### What is expected
Your task is to give the listing below back word for word, pictures excluded.

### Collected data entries
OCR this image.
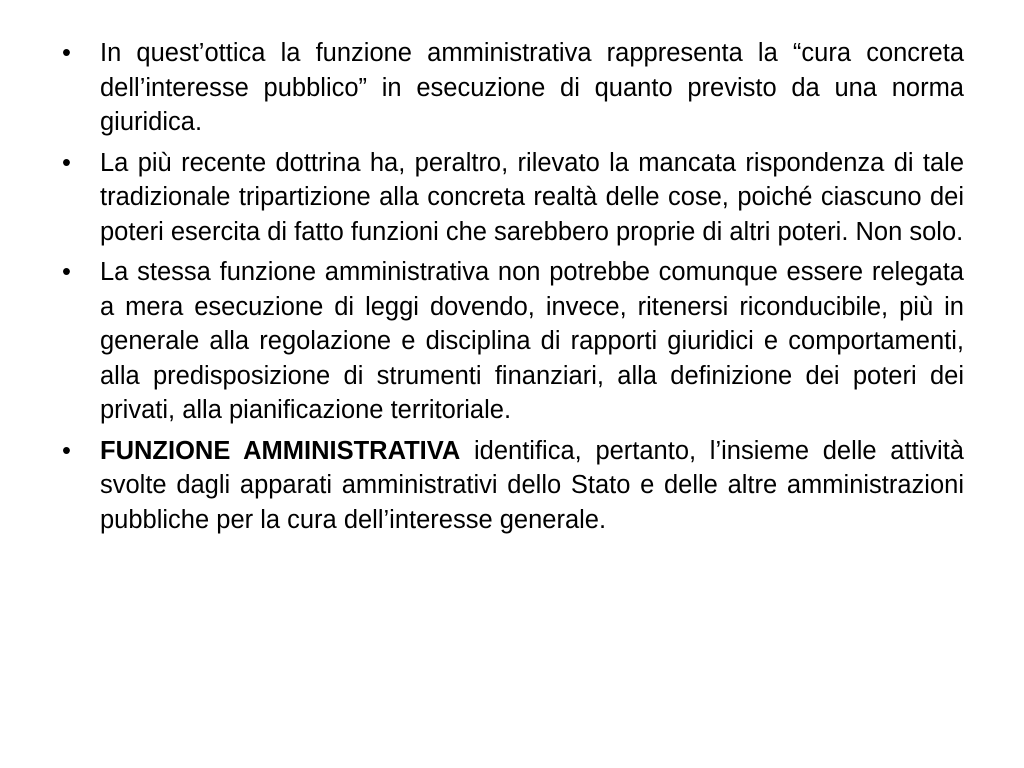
•	In quest’ottica la funzione amministrativa rappresenta la “cura concreta dell’interesse pubblico” in esecuzione di quanto previsto da una norma giuridica.
•	La più recente dottrina ha, peraltro, rilevato la mancata rispondenza di tale tradizionale tripartizione alla concreta realtà delle cose, poiché ciascuno dei poteri esercita di fatto funzioni che sarebbero proprie di altri poteri. Non solo.
•	La stessa funzione amministrativa non potrebbe comunque essere relegata a mera esecuzione di leggi dovendo, invece, ritenersi riconducibile, più in generale alla regolazione e disciplina di rapporti giuridici e comportamenti, alla predisposizione di strumenti finanziari, alla definizione dei poteri dei privati, alla pianificazione territoriale.
•	FUNZIONE AMMINISTRATIVA identifica, pertanto, l’insieme delle attività svolte dagli apparati amministrativi dello Stato e delle altre amministrazioni pubbliche per la cura dell’interesse generale.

### Result
OCR this image.
•	In quest’ottica la funzione amministrativa rappresenta la “cura concreta dell’interesse pubblico” in esecuzione di quanto previsto da una norma giuridica.
•	La più recente dottrina ha, peraltro, rilevato la mancata rispondenza di tale tradizionale tripartizione alla concreta realtà delle cose, poiché ciascuno dei poteri esercita di fatto funzioni che sarebbero proprie di altri poteri. Non solo.
•	La stessa funzione amministrativa non potrebbe comunque essere relegata a mera esecuzione di leggi dovendo, invece, ritenersi riconducibile, più in generale alla regolazione e disciplina di rapporti giuridici e comportamenti, alla predisposizione di strumenti finanziari, alla definizione dei poteri dei privati, alla pianificazione territoriale.
•	FUNZIONE AMMINISTRATIVA identifica, pertanto, l’insieme delle attività svolte dagli apparati amministrativi dello Stato e delle altre amministrazioni pubbliche per la cura dell’interesse generale.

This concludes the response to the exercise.